=== DIRECTIVE ===
Only lines with the word "قضاء" are needed; collect each of them from the listing below.

=== MATERIAL ===
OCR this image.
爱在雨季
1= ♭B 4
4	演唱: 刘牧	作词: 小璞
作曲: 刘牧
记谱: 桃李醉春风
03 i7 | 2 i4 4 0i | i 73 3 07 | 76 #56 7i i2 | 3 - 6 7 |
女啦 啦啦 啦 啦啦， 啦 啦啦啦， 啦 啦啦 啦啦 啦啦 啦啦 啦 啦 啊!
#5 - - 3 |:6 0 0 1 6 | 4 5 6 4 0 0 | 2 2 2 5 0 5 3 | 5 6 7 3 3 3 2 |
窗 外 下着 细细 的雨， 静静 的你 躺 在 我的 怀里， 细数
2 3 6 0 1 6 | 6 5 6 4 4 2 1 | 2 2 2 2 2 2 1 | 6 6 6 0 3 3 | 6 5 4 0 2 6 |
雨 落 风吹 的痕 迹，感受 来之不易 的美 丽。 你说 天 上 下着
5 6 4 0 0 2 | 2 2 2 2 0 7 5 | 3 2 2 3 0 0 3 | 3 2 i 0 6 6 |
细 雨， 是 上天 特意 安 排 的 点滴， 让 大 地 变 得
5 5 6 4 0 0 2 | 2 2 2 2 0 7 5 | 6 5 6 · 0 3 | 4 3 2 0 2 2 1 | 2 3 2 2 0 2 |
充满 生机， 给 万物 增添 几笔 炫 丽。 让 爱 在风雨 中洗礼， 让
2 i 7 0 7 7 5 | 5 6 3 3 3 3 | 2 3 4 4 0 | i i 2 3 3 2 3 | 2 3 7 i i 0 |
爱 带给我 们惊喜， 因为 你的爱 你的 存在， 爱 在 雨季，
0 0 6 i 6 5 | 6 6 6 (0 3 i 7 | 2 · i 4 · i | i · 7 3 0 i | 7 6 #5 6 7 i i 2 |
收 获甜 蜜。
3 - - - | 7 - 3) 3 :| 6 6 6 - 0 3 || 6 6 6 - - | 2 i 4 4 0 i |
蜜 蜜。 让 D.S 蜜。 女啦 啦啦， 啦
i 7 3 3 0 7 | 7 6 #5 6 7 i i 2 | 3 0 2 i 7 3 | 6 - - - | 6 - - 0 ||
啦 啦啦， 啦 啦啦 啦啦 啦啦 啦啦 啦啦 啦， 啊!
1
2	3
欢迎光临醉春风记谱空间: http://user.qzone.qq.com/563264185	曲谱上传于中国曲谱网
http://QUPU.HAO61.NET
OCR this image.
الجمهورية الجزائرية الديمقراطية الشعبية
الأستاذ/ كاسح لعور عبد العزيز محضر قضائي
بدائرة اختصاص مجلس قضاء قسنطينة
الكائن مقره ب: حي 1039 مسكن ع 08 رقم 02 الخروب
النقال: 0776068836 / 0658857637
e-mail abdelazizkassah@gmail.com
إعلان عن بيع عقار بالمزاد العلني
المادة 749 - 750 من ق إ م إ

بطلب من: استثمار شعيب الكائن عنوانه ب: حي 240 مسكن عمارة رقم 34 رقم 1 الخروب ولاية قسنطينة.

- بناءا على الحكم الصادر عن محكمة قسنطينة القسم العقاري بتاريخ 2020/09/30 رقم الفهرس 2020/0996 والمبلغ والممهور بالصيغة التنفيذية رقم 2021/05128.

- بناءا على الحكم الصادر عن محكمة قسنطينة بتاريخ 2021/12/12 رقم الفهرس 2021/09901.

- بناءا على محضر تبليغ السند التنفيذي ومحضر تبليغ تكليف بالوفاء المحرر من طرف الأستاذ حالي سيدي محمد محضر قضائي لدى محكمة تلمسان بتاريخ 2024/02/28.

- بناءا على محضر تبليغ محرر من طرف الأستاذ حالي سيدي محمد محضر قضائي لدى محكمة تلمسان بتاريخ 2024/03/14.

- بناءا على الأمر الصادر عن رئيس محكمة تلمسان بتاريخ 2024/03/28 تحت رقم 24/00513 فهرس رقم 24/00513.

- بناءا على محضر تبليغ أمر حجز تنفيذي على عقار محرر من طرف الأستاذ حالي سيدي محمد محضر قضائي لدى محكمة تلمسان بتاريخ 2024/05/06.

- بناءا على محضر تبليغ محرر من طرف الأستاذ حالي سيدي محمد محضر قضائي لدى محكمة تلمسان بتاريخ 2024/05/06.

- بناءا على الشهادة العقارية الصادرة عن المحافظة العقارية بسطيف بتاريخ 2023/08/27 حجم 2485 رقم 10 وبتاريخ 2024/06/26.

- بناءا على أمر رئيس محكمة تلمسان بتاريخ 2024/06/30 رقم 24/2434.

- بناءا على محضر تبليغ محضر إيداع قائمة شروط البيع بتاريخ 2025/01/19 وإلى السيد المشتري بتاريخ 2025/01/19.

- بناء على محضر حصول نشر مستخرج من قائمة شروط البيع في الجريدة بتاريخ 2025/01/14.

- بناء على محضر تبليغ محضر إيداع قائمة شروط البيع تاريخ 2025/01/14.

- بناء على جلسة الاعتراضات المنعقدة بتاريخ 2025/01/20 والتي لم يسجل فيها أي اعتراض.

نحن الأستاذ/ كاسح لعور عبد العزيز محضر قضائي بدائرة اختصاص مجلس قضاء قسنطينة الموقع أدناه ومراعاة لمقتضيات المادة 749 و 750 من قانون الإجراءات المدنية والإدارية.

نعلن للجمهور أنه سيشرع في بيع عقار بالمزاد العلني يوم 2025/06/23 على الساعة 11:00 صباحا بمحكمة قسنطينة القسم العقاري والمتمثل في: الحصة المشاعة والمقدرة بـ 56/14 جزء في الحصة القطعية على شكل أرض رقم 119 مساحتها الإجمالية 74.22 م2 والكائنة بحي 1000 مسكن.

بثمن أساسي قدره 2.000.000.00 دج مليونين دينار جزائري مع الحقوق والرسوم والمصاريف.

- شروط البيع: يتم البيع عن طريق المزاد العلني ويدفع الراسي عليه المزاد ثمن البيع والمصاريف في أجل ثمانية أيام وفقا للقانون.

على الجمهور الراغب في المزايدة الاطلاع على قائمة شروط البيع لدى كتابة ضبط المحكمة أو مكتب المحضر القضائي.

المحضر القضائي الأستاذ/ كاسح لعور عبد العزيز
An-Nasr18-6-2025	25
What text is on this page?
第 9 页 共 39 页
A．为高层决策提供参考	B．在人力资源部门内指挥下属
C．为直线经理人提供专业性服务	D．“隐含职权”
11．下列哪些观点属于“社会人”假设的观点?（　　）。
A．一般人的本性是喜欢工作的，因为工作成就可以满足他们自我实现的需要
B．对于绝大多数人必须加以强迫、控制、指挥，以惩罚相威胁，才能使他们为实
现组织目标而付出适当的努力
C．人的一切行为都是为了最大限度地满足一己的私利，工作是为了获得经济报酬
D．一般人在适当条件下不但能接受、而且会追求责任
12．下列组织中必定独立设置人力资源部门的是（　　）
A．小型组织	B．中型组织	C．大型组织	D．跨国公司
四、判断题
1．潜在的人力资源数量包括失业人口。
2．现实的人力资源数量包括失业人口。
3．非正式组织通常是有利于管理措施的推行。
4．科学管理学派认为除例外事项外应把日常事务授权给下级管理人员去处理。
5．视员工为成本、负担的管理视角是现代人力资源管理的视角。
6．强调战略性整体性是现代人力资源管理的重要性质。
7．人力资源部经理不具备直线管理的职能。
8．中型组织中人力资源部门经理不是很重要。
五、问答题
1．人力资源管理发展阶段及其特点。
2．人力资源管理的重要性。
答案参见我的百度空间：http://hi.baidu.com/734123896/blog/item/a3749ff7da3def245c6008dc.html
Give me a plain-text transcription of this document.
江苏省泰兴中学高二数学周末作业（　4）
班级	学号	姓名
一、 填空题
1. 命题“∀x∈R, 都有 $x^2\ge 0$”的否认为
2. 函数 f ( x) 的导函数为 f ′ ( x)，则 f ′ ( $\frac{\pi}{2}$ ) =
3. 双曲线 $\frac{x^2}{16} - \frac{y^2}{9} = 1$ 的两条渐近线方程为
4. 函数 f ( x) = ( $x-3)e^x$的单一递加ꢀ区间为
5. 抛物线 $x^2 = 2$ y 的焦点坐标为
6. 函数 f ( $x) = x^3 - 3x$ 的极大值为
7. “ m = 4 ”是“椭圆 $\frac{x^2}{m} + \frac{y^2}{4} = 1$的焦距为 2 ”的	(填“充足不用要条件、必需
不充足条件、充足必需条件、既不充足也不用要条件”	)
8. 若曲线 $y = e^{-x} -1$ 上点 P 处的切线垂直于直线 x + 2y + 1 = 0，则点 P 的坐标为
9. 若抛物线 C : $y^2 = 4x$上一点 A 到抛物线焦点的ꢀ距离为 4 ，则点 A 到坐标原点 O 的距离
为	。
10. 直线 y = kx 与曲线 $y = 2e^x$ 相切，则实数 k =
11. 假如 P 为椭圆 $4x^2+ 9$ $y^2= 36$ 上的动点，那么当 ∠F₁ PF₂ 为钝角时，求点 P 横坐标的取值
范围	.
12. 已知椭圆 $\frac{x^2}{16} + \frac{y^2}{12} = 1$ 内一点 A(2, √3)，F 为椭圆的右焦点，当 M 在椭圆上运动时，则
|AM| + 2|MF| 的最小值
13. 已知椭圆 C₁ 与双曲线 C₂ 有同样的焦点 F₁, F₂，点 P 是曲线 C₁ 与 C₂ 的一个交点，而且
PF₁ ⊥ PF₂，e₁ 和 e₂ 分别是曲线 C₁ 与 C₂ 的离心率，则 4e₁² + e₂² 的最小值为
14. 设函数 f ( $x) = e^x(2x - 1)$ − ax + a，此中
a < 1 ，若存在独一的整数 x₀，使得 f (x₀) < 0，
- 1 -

=== OUTPUT FOR THIS EXERCISE ===
بدائرة اختصاص مجلس قضاء قسنطينة
نحن الأستاذ/ كاسح لعور عبد العزيز محضر قضائي بدائرة اختصاص مجلس قضاء قسنطينة الموقع أدناه ومراعاة لمقتضيات المادة 749 و 750 من قانون الإجراءات المدنية والإدارية.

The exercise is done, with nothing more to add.